### Rows
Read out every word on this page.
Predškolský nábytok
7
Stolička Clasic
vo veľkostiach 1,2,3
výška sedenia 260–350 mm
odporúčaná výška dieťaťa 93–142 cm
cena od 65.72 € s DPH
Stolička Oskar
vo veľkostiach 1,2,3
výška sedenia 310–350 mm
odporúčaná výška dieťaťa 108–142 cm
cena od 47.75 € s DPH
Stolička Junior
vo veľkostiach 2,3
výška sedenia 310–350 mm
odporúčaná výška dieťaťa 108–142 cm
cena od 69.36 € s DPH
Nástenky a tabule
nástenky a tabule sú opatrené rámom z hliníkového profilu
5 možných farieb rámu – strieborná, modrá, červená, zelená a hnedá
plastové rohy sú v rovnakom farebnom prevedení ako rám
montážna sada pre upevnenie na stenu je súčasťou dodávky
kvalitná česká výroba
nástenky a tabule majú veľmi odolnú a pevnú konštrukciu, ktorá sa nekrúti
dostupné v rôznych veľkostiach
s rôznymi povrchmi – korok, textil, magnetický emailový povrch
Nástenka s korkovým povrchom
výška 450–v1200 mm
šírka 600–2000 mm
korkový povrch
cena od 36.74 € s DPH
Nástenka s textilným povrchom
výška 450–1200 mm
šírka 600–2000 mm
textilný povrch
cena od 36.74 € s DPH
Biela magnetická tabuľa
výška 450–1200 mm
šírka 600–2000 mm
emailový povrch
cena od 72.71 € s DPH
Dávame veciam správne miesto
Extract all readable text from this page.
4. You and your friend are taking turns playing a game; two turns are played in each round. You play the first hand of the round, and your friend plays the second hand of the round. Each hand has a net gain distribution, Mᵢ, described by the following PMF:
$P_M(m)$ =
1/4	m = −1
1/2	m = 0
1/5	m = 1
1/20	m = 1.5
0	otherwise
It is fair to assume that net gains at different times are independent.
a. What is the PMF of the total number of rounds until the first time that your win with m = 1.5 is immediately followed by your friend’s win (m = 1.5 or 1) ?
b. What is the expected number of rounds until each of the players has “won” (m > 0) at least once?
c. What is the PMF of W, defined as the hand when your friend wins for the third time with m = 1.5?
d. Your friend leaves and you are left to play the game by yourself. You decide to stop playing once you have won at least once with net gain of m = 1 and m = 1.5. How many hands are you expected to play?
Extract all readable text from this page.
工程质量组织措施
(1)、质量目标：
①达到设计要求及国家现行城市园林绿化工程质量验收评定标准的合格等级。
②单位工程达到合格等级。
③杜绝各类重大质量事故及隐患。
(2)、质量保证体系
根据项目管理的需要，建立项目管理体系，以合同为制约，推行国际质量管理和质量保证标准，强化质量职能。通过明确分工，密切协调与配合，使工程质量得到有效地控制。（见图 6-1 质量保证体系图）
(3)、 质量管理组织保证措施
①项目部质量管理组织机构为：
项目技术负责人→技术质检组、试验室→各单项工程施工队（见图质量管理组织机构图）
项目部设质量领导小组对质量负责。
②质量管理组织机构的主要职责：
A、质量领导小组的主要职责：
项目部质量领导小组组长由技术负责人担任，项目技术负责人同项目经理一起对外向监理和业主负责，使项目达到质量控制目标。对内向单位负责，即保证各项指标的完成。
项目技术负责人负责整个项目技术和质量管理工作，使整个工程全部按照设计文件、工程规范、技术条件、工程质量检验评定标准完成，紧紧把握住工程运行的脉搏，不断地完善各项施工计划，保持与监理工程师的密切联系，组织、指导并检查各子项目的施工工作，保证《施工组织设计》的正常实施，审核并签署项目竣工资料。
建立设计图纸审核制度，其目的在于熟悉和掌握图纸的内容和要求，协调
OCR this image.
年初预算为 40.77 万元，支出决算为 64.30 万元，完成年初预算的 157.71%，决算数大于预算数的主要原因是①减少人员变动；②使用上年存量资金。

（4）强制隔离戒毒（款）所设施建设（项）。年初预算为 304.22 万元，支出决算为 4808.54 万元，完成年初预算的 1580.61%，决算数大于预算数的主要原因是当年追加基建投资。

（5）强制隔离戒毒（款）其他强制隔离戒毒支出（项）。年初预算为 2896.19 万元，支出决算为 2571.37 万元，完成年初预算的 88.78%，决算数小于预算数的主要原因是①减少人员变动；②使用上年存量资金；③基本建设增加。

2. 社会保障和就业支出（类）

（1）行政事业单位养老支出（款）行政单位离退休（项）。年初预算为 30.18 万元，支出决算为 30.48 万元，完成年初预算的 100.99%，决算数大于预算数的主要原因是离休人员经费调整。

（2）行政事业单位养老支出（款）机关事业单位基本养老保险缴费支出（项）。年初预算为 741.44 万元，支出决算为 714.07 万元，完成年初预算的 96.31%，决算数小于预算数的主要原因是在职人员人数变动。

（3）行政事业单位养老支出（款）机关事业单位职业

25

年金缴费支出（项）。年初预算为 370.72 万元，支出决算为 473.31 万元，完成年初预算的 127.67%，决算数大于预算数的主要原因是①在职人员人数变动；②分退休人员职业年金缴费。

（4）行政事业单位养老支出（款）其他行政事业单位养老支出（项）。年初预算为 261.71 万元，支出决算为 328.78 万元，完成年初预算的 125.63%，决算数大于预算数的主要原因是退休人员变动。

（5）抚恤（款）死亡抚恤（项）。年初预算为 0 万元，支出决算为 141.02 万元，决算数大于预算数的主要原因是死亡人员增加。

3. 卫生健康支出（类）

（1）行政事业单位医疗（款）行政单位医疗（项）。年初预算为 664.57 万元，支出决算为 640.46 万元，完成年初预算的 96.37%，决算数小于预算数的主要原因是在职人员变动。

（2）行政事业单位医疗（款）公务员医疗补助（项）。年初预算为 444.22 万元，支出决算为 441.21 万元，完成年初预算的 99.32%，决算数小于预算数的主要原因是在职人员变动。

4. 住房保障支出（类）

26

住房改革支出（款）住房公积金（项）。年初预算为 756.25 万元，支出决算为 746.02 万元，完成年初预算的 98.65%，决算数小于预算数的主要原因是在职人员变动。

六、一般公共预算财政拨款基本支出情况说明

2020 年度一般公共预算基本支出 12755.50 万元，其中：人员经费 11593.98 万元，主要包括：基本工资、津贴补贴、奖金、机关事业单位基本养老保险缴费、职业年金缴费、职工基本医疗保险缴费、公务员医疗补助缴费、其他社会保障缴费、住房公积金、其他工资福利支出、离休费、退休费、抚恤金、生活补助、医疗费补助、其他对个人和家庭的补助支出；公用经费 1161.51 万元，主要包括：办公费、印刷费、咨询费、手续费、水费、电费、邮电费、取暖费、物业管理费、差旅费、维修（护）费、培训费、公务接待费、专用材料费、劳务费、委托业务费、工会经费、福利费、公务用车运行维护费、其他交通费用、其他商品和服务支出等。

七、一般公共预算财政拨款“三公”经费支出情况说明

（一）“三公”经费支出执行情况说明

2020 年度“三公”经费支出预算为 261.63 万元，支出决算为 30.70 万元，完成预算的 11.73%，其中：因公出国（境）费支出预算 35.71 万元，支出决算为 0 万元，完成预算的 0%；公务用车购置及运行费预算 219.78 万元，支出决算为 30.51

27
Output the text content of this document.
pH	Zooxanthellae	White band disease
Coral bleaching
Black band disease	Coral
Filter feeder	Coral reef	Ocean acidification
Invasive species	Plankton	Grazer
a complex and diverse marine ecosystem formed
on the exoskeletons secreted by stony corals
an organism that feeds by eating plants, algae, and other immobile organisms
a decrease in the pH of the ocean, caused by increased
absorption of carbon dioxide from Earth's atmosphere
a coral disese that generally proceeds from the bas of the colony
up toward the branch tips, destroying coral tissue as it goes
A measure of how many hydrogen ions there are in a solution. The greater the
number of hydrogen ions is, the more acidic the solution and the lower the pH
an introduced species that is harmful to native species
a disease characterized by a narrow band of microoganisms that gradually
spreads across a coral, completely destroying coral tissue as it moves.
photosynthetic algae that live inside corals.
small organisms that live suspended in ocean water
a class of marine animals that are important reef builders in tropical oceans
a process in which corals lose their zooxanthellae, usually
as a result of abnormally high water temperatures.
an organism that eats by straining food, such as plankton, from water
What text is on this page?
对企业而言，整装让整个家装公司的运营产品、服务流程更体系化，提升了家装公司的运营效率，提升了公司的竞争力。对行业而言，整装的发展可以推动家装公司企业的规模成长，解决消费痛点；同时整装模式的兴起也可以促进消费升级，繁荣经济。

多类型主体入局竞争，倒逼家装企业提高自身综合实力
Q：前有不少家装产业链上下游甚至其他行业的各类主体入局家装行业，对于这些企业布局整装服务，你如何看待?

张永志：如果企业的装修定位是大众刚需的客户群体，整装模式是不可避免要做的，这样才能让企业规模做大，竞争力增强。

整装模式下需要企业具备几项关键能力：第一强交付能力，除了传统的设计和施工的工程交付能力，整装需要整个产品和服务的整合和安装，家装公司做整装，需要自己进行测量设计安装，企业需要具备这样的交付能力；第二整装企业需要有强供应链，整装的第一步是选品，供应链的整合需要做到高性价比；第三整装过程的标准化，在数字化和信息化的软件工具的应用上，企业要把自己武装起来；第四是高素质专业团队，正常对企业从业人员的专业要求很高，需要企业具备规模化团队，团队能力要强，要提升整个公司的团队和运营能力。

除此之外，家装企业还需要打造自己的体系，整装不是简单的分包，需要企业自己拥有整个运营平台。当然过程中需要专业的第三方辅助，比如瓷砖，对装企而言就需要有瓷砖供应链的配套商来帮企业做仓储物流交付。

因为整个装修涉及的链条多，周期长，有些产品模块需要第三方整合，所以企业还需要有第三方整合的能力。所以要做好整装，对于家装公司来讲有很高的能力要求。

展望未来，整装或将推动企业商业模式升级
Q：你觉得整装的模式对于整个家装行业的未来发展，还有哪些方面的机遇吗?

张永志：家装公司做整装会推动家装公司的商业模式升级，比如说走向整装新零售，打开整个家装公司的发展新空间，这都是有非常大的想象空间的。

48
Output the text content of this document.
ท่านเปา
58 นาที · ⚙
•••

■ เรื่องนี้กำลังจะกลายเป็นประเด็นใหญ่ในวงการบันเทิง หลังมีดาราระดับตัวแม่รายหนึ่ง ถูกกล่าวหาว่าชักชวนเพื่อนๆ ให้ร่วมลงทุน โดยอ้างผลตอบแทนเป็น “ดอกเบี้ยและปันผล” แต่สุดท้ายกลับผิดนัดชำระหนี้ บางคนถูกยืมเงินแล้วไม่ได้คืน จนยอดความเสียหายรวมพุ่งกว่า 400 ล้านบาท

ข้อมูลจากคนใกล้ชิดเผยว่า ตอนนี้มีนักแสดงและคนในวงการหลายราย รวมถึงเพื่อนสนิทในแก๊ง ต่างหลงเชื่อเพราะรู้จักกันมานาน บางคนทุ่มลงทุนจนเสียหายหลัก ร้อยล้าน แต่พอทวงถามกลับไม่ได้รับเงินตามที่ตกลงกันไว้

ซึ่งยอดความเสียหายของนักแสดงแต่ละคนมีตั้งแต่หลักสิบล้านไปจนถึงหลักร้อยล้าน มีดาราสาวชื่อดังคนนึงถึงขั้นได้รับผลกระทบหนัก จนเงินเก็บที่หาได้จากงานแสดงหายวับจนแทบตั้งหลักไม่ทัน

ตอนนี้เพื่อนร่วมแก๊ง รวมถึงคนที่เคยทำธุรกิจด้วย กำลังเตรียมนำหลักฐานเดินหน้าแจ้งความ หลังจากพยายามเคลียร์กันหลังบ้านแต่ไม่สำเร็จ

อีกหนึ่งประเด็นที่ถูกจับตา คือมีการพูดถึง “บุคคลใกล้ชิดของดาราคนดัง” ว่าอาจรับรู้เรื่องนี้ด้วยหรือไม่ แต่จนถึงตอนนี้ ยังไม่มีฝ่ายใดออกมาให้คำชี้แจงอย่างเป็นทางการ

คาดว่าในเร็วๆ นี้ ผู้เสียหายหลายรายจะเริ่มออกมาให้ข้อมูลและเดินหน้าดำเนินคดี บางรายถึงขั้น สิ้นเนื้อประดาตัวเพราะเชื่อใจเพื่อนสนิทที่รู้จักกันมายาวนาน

### What this task involves
Copy out every line of the material above that mentions the word "page".

### Answer for the task
Read out every word on this page.
Extract all readable text from this page.
Extract all readable text from this page.
What text is on this page?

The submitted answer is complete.